> WHAT YOU NEED TO DO: Give the entries again exactly, every one of them.

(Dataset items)

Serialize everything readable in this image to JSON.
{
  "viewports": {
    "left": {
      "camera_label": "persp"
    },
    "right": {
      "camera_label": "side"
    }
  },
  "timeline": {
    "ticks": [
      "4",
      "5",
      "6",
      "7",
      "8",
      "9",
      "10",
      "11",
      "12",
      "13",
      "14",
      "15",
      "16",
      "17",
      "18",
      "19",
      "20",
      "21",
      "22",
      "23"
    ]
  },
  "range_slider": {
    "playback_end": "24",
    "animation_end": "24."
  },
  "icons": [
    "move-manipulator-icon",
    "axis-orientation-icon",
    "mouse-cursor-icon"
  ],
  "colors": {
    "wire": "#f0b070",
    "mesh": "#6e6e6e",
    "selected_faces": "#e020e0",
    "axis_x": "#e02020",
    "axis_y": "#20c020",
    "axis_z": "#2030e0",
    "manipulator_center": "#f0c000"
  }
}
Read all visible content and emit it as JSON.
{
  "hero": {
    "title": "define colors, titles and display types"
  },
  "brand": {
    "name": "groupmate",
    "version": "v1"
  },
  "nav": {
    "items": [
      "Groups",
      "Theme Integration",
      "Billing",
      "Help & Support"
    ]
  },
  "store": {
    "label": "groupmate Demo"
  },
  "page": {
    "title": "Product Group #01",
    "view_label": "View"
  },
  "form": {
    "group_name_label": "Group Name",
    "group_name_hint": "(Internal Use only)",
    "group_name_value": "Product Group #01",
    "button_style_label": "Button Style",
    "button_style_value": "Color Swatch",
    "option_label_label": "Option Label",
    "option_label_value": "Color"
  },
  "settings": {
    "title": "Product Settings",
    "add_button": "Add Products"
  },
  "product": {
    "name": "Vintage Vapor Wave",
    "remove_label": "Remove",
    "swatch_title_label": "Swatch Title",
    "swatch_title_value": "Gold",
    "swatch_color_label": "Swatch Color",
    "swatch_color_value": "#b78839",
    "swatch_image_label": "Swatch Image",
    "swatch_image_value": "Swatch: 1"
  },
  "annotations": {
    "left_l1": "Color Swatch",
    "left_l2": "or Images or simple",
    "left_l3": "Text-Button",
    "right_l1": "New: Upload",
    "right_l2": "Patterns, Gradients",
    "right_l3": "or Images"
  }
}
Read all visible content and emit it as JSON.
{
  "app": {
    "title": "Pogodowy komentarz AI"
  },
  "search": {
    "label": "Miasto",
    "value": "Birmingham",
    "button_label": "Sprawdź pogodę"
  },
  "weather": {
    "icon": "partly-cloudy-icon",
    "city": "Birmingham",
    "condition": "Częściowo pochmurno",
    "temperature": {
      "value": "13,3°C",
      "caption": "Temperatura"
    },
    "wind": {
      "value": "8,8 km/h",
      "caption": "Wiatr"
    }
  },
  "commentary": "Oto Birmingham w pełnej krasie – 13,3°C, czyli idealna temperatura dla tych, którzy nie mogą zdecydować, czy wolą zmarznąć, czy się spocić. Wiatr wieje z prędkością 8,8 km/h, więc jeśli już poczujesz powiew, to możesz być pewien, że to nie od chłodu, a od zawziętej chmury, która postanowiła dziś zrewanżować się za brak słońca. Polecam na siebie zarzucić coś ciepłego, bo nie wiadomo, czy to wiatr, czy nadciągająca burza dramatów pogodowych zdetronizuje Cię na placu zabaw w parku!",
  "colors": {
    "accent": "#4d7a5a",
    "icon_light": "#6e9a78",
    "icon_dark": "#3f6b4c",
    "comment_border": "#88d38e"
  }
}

> THE SOLUTION:
Serialize everything readable in this image to JSON.
{
  "viewports": {
    "left": {
      "camera_label": "persp"
    },
    "right": {
      "camera_label": "side"
    }
  },
  "timeline": {
    "ticks": [
      "4",
      "5",
      "6",
      "7",
      "8",
      "9",
      "10",
      "11",
      "12",
      "13",
      "14",
      "15",
      "16",
      "17",
      "18",
      "19",
      "20",
      "21",
      "22",
      "23"
    ]
  },
  "range_slider": {
    "playback_end": "24",
    "animation_end": "24."
  },
  "icons": [
    "move-manipulator-icon",
    "axis-orientation-icon",
    "mouse-cursor-icon"
  ],
  "colors": {
    "wire": "#f0b070",
    "mesh": "#6e6e6e",
    "selected_faces": "#e020e0",
    "axis_x": "#e02020",
    "axis_y": "#20c020",
    "axis_z": "#2030e0",
    "manipulator_center": "#f0c000"
  }
}
Read all visible content and emit it as JSON.
{
  "hero": {
    "title": "define colors, titles and display types"
  },
  "brand": {
    "name": "groupmate",
    "version": "v1"
  },
  "nav": {
    "items": [
      "Groups",
      "Theme Integration",
      "Billing",
      "Help & Support"
    ]
  },
  "store": {
    "label": "groupmate Demo"
  },
  "page": {
    "title": "Product Group #01",
    "view_label": "View"
  },
  "form": {
    "group_name_label": "Group Name",
    "group_name_hint": "(Internal Use only)",
    "group_name_value": "Product Group #01",
    "button_style_label": "Button Style",
    "button_style_value": "Color Swatch",
    "option_label_label": "Option Label",
    "option_label_value": "Color"
  },
  "settings": {
    "title": "Product Settings",
    "add_button": "Add Products"
  },
  "product": {
    "name": "Vintage Vapor Wave",
    "remove_label": "Remove",
    "swatch_title_label": "Swatch Title",
    "swatch_title_value": "Gold",
    "swatch_color_label": "Swatch Color",
    "swatch_color_value": "#b78839",
    "swatch_image_label": "Swatch Image",
    "swatch_image_value": "Swatch: 1"
  },
  "annotations": {
    "left_l1": "Color Swatch",
    "left_l2": "or Images or simple",
    "left_l3": "Text-Button",
    "right_l1": "New: Upload",
    "right_l2": "Patterns, Gradients",
    "right_l3": "or Images"
  }
}
Read all visible content and emit it as JSON.
{
  "app": {
    "title": "Pogodowy komentarz AI"
  },
  "search": {
    "label": "Miasto",
    "value": "Birmingham",
    "button_label": "Sprawdź pogodę"
  },
  "weather": {
    "icon": "partly-cloudy-icon",
    "city": "Birmingham",
    "condition": "Częściowo pochmurno",
    "temperature": {
      "value": "13,3°C",
      "caption": "Temperatura"
    },
    "wind": {
      "value": "8,8 km/h",
      "caption": "Wiatr"
    }
  },
  "commentary": "Oto Birmingham w pełnej krasie – 13,3°C, czyli idealna temperatura dla tych, którzy nie mogą zdecydować, czy wolą zmarznąć, czy się spocić. Wiatr wieje z prędkością 8,8 km/h, więc jeśli już poczujesz powiew, to możesz być pewien, że to nie od chłodu, a od zawziętej chmury, która postanowiła dziś zrewanżować się za brak słońca. Polecam na siebie zarzucić coś ciepłego, bo nie wiadomo, czy to wiatr, czy nadciągająca burza dramatów pogodowych zdetronizuje Cię na placu zabaw w parku!",
  "colors": {
    "accent": "#4d7a5a",
    "icon_light": "#6e9a78",
    "icon_dark": "#3f6b4c",
    "comment_border": "#88d38e"
  }
}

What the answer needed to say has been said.